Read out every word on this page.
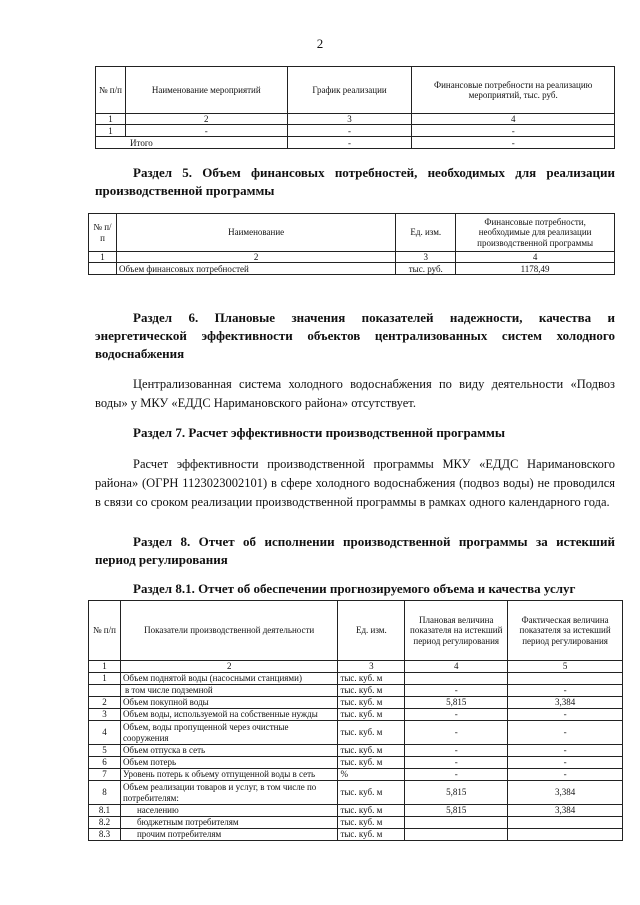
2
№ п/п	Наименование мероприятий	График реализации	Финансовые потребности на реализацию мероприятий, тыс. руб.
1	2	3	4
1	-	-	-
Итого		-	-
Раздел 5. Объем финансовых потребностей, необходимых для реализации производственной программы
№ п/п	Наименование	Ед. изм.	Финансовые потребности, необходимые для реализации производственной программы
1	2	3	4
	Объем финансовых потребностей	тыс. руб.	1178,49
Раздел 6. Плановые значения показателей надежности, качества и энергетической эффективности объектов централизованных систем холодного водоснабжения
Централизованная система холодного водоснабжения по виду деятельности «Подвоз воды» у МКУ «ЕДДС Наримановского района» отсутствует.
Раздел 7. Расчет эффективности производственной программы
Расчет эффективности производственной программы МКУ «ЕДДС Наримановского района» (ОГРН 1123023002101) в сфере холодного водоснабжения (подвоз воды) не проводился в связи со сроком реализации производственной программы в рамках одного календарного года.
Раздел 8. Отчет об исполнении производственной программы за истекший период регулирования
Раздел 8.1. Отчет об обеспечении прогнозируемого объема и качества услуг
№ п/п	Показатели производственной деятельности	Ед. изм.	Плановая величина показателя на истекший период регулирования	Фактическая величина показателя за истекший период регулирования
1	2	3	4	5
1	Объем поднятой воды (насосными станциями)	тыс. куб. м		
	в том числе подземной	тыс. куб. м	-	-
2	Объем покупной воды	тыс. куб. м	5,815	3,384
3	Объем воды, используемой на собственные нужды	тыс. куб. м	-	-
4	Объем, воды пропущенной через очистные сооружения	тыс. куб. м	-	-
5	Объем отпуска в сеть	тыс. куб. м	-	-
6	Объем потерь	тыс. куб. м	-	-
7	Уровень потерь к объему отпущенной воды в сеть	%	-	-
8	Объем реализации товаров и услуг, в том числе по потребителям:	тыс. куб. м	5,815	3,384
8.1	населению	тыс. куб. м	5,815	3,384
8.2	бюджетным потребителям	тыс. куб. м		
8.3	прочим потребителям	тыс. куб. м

* * *

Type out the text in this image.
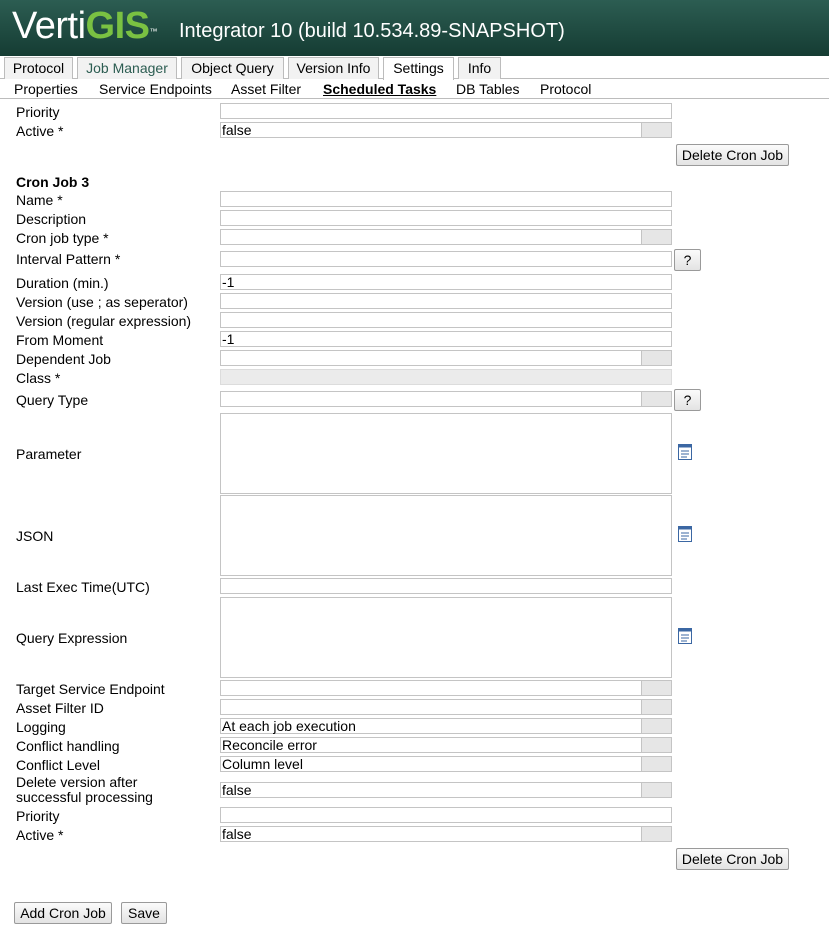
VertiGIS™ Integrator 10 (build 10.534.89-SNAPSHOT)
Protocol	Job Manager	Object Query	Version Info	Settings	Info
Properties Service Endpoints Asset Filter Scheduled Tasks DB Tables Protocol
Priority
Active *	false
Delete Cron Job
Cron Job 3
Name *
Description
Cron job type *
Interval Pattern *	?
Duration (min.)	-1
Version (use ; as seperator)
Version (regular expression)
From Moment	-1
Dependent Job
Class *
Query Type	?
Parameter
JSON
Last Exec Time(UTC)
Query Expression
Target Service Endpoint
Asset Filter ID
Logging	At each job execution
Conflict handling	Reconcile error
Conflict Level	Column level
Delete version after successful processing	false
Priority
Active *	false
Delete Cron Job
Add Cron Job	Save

GOAL: In the listing, find all lines with the string "деятельности" and copy them.

SOLUTION TO THE EXERCISE:
Централизованная система холодного водоснабжения по виду деятельности «Подвоз воды» у МКУ «ЕДДС Наримановского района» отсутствует.
№ п/п	Показатели производственной деятельности	Ед. изм.	Плановая величина показателя на истекший период регулирования	Фактическая величина показателя за истекший период регулирования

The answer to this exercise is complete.